What the task requires: Gather up the lines with the word "Pastel" in them.

═══ Records provided ═══

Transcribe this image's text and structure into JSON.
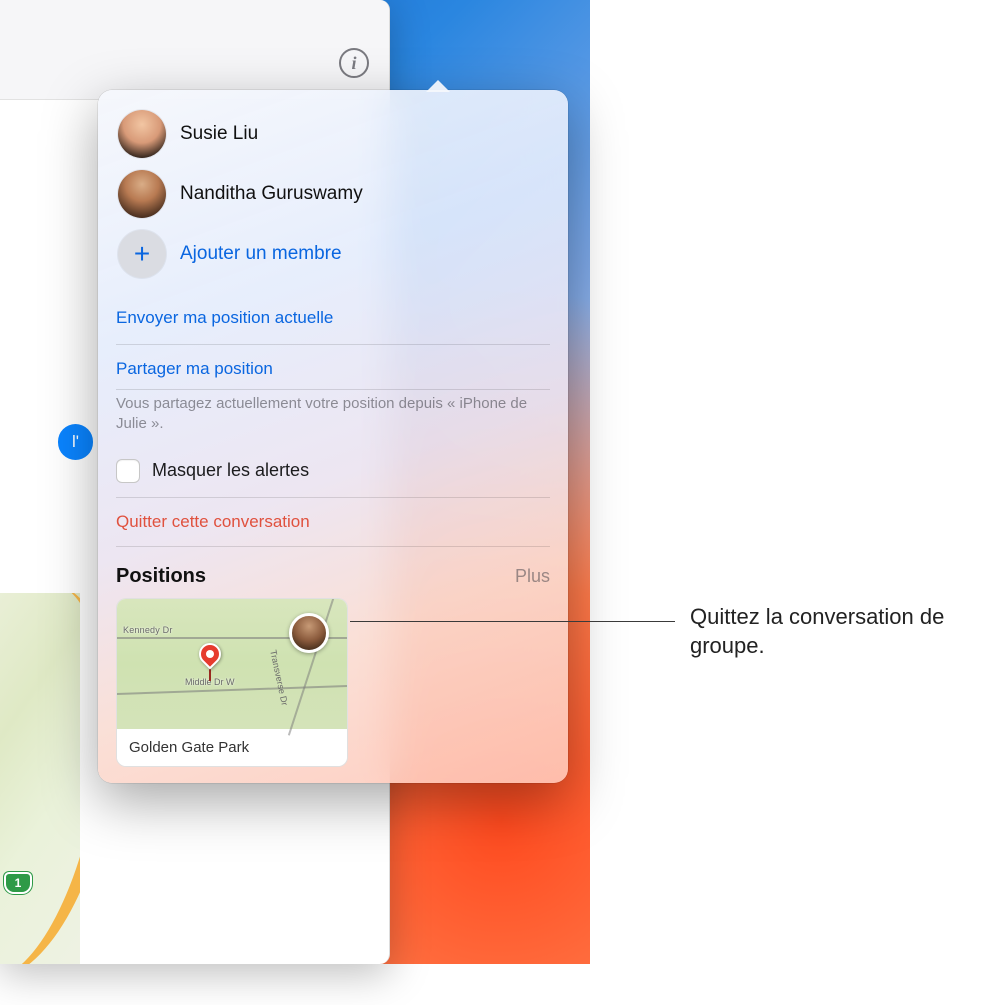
{
  "toolbar": {
    "info_glyph": "i"
  },
  "msg_bubble_text": "l'",
  "route_shield": "1",
  "members": [
    {
      "name": "Susie Liu"
    },
    {
      "name": "Nanditha Guruswamy"
    }
  ],
  "add_member_label": "Ajouter un membre",
  "send_location_label": "Envoyer ma position actuelle",
  "share_location_label": "Partager ma position",
  "share_note": "Vous partagez actuellement votre position depuis « iPhone de Julie ».",
  "hide_alerts_label": "Masquer les alertes",
  "leave_conversation_label": "Quitter cette conversation",
  "positions_section": {
    "title": "Positions",
    "more": "Plus"
  },
  "mini_map": {
    "road1": "Kennedy Dr",
    "road2": "Middle Dr W",
    "road3": "Transverse Dr"
  },
  "location_card_caption": "Golden Gate Park",
  "callout": "Quittez la conversation de groupe.",
  "add_plus": "+"
}
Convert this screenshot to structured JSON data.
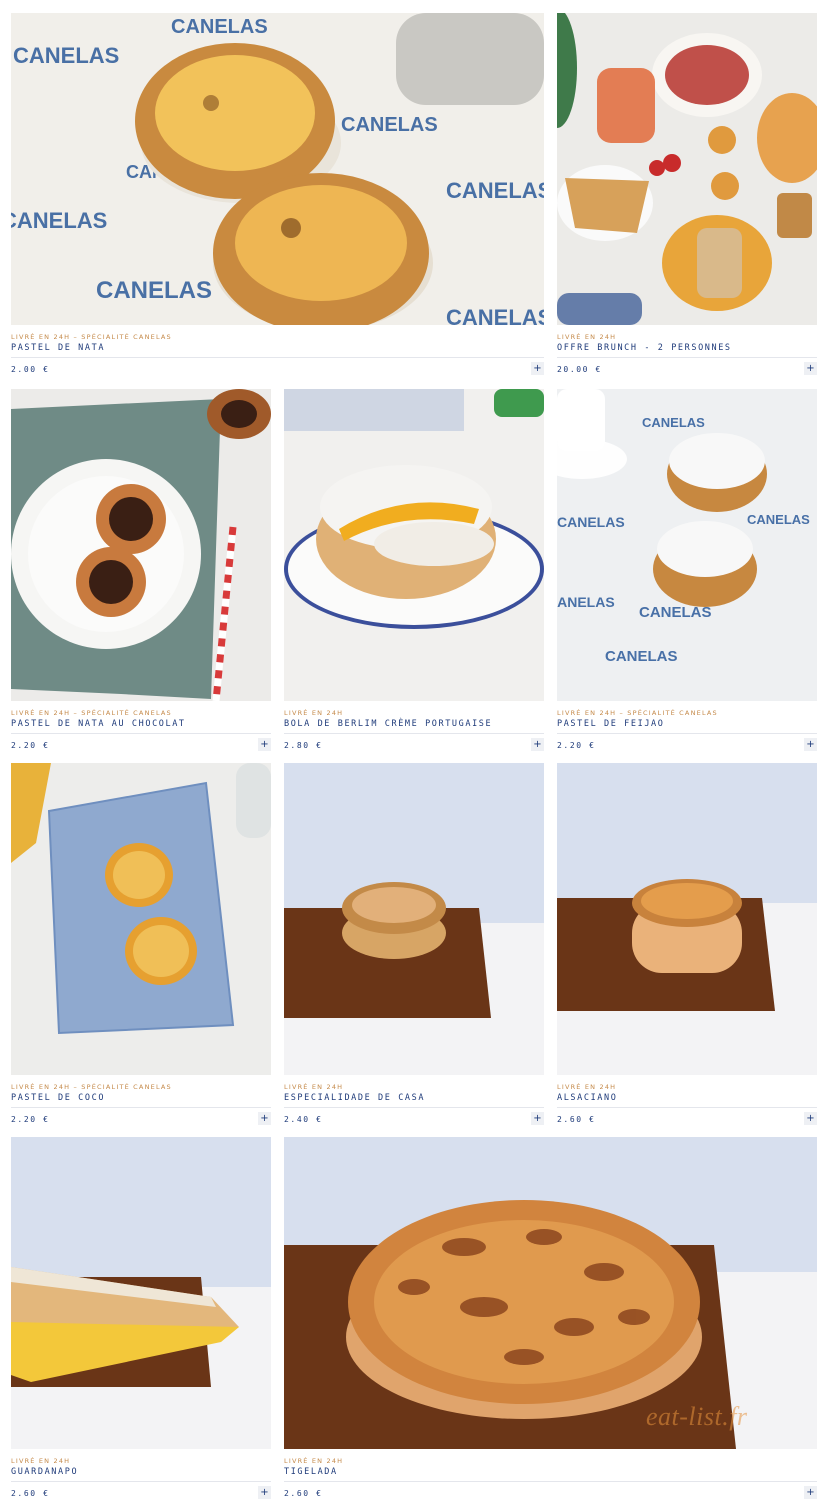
{
  "colors": {
    "tag": "#c58a4a",
    "text": "#1f3b7a",
    "rule": "#e4e6ec",
    "button_bg": "#eef0f4"
  },
  "photo_brand_text": "CANELAS",
  "watermark": "eat-list.fr",
  "products": [
    {
      "tag": "Livré en 24h – Spécialité Canelas",
      "name": "Pastel de Nata",
      "price": "2.00 €",
      "add_label": "+"
    },
    {
      "tag": "Livré en 24h",
      "name": "Offre Brunch - 2 personnes",
      "price": "20.00 €",
      "add_label": "+"
    },
    {
      "tag": "Livré en 24h – Spécialité Canelas",
      "name": "Pastel de Nata au chocolat",
      "price": "2.20 €",
      "add_label": "+"
    },
    {
      "tag": "Livré en 24h",
      "name": "Bola de Berlim crème portugaise",
      "price": "2.80 €",
      "add_label": "+"
    },
    {
      "tag": "Livré en 24h – Spécialité Canelas",
      "name": "Pastel de Feijao",
      "price": "2.20 €",
      "add_label": "+"
    },
    {
      "tag": "Livré en 24h – Spécialité Canelas",
      "name": "Pastel de Coco",
      "price": "2.20 €",
      "add_label": "+"
    },
    {
      "tag": "Livré en 24h",
      "name": "Especialidade de Casa",
      "price": "2.40 €",
      "add_label": "+"
    },
    {
      "tag": "Livré en 24h",
      "name": "Alsaciano",
      "price": "2.60 €",
      "add_label": "+"
    },
    {
      "tag": "Livré en 24h",
      "name": "Guardanapo",
      "price": "2.60 €",
      "add_label": "+"
    },
    {
      "tag": "Livré en 24h",
      "name": "Tigelada",
      "price": "2.60 €",
      "add_label": "+"
    }
  ]
}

═══

Final result:
      "name": "Pastel de Nata",
      "name": "Pastel de Nata au chocolat",
      "name": "Pastel de Feijao",
      "name": "Pastel de Coco",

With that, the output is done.